======== INPUT ROWS ========

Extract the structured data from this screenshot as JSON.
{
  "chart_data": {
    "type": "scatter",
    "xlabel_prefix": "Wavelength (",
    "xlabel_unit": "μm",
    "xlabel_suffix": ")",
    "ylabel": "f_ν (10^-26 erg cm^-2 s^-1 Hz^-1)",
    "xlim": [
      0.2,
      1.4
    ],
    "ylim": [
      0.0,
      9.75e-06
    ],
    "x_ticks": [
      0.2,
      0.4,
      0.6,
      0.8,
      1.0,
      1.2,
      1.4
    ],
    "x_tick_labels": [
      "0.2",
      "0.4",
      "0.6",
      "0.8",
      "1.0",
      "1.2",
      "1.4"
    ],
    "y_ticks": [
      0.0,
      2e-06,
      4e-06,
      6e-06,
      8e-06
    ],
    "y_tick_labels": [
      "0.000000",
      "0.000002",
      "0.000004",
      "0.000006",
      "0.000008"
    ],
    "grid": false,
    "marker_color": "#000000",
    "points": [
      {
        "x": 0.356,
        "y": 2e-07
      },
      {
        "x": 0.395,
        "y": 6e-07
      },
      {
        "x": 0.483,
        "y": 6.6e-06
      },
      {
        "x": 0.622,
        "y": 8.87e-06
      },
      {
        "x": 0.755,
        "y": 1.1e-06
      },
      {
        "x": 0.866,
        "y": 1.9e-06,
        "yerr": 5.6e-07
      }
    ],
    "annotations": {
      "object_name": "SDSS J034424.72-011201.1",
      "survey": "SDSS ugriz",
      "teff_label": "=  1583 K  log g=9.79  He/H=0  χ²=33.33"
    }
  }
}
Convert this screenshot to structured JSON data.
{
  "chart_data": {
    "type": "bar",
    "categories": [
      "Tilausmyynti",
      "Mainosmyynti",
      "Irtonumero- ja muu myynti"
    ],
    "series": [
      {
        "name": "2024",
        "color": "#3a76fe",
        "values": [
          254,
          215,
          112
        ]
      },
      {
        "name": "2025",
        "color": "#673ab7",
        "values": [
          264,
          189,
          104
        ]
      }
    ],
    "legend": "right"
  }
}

========

__EXERCISE DIRECTIONS__: Pull out each record as written and restate it exactly.

__ANSWER TO THIS TASK__:
Extract the structured data from this screenshot as JSON.
{
  "chart_data": {
    "type": "scatter",
    "xlabel_prefix": "Wavelength (",
    "xlabel_unit": "μm",
    "xlabel_suffix": ")",
    "ylabel": "f_ν (10^-26 erg cm^-2 s^-1 Hz^-1)",
    "xlim": [
      0.2,
      1.4
    ],
    "ylim": [
      0.0,
      9.75e-06
    ],
    "x_ticks": [
      0.2,
      0.4,
      0.6,
      0.8,
      1.0,
      1.2,
      1.4
    ],
    "x_tick_labels": [
      "0.2",
      "0.4",
      "0.6",
      "0.8",
      "1.0",
      "1.2",
      "1.4"
    ],
    "y_ticks": [
      0.0,
      2e-06,
      4e-06,
      6e-06,
      8e-06
    ],
    "y_tick_labels": [
      "0.000000",
      "0.000002",
      "0.000004",
      "0.000006",
      "0.000008"
    ],
    "grid": false,
    "marker_color": "#000000",
    "points": [
      {
        "x": 0.356,
        "y": 2e-07
      },
      {
        "x": 0.395,
        "y": 6e-07
      },
      {
        "x": 0.483,
        "y": 6.6e-06
      },
      {
        "x": 0.622,
        "y": 8.87e-06
      },
      {
        "x": 0.755,
        "y": 1.1e-06
      },
      {
        "x": 0.866,
        "y": 1.9e-06,
        "yerr": 5.6e-07
      }
    ],
    "annotations": {
      "object_name": "SDSS J034424.72-011201.1",
      "survey": "SDSS ugriz",
      "teff_label": "=  1583 K  log g=9.79  He/H=0  χ²=33.33"
    }
  }
}
Convert this screenshot to structured JSON data.
{
  "chart_data": {
    "type": "bar",
    "categories": [
      "Tilausmyynti",
      "Mainosmyynti",
      "Irtonumero- ja muu myynti"
    ],
    "series": [
      {
        "name": "2024",
        "color": "#3a76fe",
        "values": [
          254,
          215,
          112
        ]
      },
      {
        "name": "2025",
        "color": "#673ab7",
        "values": [
          264,
          189,
          104
        ]
      }
    ],
    "legend": "right"
  }
}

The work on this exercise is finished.